[Extracted records]
- - -

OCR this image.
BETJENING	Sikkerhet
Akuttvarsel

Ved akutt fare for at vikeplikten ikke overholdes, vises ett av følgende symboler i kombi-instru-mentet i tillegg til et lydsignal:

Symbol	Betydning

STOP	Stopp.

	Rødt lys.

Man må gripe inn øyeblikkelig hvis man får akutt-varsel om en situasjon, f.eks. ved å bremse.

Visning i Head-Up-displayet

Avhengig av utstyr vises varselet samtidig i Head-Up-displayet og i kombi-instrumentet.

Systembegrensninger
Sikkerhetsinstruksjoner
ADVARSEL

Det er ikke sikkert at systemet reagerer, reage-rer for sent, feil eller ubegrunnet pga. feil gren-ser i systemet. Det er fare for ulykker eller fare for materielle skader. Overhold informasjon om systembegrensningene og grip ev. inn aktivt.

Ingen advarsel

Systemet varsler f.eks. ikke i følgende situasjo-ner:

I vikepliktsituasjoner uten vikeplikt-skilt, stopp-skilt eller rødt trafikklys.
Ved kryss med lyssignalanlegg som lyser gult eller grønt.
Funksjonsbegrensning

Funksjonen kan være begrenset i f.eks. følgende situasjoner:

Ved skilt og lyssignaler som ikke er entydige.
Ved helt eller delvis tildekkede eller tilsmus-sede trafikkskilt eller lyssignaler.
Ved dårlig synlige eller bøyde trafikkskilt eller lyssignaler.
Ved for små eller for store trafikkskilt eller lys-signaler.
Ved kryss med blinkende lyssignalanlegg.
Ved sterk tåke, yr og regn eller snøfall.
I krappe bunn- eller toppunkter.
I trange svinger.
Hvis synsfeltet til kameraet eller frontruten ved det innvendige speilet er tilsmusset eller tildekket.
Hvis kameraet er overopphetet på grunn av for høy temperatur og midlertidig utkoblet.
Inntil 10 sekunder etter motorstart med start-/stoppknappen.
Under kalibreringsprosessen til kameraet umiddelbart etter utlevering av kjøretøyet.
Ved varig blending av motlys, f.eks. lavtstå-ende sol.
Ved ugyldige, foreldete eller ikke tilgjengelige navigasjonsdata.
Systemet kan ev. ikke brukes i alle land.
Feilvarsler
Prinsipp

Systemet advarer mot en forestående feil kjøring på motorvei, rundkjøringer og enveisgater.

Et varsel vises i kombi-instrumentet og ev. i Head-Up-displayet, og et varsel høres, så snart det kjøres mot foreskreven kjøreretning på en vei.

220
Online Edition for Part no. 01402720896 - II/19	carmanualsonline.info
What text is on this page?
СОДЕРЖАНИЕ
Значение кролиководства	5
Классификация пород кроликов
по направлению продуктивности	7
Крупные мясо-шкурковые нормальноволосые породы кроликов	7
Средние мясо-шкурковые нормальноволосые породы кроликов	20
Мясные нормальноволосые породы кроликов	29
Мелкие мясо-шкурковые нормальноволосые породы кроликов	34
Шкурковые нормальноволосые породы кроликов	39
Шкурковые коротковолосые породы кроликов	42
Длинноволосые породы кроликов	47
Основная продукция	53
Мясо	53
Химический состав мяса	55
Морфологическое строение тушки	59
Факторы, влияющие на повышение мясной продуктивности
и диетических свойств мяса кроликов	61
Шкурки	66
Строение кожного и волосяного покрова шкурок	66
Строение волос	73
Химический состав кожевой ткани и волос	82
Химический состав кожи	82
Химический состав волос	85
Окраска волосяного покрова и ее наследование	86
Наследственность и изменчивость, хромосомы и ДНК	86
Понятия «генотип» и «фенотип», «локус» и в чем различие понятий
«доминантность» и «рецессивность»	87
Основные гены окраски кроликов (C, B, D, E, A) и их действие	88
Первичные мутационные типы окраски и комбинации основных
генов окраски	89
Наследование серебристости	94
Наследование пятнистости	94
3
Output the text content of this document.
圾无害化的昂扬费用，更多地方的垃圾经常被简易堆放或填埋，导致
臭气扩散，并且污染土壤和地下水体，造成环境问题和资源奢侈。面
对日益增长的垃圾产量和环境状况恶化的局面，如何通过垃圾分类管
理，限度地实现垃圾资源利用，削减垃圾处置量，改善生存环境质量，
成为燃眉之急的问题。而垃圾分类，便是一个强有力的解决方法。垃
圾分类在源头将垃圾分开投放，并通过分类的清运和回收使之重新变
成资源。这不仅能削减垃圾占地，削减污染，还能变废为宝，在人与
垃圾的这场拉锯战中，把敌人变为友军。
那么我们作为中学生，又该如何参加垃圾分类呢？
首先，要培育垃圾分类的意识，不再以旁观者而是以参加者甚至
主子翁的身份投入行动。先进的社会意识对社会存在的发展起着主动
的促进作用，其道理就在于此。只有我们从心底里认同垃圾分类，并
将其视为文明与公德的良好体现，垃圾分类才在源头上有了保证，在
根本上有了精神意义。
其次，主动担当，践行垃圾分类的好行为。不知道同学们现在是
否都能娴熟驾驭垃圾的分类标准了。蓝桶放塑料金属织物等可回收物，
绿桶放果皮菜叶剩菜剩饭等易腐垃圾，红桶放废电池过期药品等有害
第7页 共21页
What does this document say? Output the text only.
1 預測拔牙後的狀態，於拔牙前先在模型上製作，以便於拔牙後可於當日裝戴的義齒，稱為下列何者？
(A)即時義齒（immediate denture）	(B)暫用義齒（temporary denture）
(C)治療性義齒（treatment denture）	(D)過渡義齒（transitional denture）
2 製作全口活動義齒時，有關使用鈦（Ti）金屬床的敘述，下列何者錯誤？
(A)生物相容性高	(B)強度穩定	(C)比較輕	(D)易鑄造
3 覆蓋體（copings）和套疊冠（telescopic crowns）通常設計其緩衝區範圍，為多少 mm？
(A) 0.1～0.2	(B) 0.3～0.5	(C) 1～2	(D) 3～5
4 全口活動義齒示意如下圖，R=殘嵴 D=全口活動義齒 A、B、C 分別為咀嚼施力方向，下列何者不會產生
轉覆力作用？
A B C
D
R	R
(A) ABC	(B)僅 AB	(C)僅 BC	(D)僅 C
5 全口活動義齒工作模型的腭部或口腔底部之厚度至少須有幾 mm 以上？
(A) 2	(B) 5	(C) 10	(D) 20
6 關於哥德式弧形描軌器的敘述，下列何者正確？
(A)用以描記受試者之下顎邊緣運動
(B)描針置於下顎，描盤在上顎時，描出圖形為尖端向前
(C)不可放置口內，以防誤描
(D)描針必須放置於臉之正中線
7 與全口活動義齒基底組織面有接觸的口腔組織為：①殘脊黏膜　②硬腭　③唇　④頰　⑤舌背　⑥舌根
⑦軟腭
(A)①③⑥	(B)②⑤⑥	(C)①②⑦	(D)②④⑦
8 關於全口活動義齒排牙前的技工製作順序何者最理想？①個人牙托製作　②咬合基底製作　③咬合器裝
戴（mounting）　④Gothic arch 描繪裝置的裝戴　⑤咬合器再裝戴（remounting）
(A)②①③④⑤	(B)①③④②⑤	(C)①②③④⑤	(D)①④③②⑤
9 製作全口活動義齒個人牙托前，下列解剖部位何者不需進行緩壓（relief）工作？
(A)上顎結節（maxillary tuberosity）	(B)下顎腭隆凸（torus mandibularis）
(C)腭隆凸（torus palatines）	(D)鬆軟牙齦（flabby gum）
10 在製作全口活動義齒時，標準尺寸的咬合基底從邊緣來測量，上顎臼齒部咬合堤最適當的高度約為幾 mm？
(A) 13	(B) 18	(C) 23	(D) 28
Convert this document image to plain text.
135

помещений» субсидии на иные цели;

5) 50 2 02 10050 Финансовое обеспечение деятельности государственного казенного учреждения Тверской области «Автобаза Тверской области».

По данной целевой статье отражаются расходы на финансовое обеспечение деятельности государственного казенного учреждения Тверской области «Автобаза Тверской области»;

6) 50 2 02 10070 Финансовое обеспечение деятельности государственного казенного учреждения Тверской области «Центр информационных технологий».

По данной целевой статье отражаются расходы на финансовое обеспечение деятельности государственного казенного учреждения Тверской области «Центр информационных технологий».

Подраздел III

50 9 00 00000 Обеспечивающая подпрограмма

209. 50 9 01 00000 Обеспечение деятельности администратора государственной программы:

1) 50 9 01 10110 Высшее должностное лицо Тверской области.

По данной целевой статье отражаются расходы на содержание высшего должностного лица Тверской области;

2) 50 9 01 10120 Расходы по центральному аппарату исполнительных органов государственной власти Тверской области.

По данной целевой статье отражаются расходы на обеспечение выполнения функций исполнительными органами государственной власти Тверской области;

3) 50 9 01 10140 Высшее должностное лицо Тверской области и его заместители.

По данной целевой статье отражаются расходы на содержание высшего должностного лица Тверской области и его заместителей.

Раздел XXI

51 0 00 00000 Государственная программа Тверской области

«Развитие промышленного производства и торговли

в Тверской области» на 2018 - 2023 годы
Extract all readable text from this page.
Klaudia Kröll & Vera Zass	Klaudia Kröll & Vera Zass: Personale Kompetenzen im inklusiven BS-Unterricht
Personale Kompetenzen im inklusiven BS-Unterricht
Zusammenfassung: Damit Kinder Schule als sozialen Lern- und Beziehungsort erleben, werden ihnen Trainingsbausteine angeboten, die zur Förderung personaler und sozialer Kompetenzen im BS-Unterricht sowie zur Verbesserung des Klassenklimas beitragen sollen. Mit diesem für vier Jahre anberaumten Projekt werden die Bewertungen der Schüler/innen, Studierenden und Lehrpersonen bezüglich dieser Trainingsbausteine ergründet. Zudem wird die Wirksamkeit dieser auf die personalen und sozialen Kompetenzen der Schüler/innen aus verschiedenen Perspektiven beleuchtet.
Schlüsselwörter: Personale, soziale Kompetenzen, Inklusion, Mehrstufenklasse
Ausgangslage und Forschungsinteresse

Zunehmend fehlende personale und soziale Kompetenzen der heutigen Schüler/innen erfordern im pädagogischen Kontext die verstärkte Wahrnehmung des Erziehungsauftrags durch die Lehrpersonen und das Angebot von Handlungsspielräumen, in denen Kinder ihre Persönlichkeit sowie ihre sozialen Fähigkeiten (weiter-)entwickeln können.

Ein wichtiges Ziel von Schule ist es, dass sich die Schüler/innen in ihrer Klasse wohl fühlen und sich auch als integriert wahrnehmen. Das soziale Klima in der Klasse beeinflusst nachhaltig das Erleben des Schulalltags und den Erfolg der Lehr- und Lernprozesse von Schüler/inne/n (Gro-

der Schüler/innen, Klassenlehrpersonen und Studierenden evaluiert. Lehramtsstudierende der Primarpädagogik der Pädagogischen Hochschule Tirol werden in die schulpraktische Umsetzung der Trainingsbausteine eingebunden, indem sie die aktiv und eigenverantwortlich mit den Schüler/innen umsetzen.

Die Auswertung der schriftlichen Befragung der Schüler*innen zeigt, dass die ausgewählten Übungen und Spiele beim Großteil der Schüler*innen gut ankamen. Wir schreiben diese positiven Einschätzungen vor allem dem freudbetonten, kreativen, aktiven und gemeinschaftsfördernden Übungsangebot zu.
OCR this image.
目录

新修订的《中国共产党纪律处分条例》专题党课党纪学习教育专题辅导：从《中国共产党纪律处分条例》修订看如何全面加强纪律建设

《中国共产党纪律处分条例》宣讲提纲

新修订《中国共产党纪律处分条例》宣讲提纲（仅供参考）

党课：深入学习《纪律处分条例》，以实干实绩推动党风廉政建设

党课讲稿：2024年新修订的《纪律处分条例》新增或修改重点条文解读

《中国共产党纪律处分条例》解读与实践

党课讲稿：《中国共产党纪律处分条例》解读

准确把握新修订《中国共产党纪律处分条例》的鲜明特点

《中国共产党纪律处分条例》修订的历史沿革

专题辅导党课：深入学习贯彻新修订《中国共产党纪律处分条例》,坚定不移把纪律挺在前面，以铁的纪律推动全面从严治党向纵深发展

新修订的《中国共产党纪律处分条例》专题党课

- - -

Give the number of lines in the listing above that hold the string "области", with nothing else.

OUTPUT OF THE EXERCISE: 12